PROBLEM » Gather the lines from the material that contain "this".

[begin PROVIDED RECORDS]

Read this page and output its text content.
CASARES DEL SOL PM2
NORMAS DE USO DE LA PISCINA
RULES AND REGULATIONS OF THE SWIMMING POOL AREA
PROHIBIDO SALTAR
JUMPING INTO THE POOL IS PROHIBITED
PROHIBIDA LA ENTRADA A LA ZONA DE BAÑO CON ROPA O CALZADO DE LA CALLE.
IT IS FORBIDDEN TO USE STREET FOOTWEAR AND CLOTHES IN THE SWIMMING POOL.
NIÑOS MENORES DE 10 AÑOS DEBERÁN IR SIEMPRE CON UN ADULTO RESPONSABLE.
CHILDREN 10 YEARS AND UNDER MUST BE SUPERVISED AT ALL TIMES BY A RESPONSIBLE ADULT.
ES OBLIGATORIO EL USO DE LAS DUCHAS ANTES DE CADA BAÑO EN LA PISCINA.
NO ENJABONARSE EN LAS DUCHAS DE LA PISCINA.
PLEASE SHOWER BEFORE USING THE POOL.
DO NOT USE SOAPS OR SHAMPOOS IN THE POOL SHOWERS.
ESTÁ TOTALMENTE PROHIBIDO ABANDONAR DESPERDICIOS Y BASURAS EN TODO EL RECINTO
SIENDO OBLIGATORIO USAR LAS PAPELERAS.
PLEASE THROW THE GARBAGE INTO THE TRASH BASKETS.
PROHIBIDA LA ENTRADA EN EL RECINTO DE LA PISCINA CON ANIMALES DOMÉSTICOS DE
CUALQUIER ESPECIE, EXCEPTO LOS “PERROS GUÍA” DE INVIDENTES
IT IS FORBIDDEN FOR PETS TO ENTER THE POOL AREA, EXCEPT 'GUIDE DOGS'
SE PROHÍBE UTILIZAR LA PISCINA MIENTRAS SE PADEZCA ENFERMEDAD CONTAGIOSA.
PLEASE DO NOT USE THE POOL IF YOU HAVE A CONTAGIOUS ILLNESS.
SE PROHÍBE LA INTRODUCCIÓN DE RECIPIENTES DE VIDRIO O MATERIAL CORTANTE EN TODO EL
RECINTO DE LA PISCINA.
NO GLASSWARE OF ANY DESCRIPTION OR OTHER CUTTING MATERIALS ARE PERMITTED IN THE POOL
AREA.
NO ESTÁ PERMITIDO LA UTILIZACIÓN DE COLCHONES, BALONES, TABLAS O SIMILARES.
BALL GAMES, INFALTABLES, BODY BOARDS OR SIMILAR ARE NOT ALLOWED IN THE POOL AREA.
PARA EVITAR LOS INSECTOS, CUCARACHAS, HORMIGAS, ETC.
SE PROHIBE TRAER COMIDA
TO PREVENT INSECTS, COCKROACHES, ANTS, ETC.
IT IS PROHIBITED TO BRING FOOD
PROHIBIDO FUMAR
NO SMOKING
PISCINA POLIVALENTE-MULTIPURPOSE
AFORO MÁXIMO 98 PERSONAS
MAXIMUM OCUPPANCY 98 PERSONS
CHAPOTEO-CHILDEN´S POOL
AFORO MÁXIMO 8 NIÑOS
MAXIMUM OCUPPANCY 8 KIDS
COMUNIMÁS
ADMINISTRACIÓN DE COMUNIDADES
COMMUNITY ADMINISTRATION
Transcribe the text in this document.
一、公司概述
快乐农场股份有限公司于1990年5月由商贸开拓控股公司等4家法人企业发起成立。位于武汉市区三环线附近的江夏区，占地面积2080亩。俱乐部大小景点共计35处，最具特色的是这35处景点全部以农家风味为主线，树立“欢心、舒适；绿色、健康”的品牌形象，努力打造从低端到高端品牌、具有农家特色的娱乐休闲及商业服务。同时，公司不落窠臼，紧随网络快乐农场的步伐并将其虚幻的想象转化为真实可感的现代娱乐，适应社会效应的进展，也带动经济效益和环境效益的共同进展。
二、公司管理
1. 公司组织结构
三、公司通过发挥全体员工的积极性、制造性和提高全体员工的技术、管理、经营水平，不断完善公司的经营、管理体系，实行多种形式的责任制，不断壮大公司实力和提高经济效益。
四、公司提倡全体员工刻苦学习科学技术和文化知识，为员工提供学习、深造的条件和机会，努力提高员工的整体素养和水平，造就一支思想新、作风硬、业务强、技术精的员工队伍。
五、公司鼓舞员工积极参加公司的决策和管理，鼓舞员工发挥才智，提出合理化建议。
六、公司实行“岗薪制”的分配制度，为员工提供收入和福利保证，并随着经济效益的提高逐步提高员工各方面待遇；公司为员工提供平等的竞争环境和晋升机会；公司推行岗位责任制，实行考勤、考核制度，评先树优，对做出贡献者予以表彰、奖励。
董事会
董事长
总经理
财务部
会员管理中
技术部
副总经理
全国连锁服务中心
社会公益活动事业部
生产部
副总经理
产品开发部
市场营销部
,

[end PROVIDED RECORDS]

PROBLEM SOLUTION »
Read this page and output its text content.
Transcribe the text in this document.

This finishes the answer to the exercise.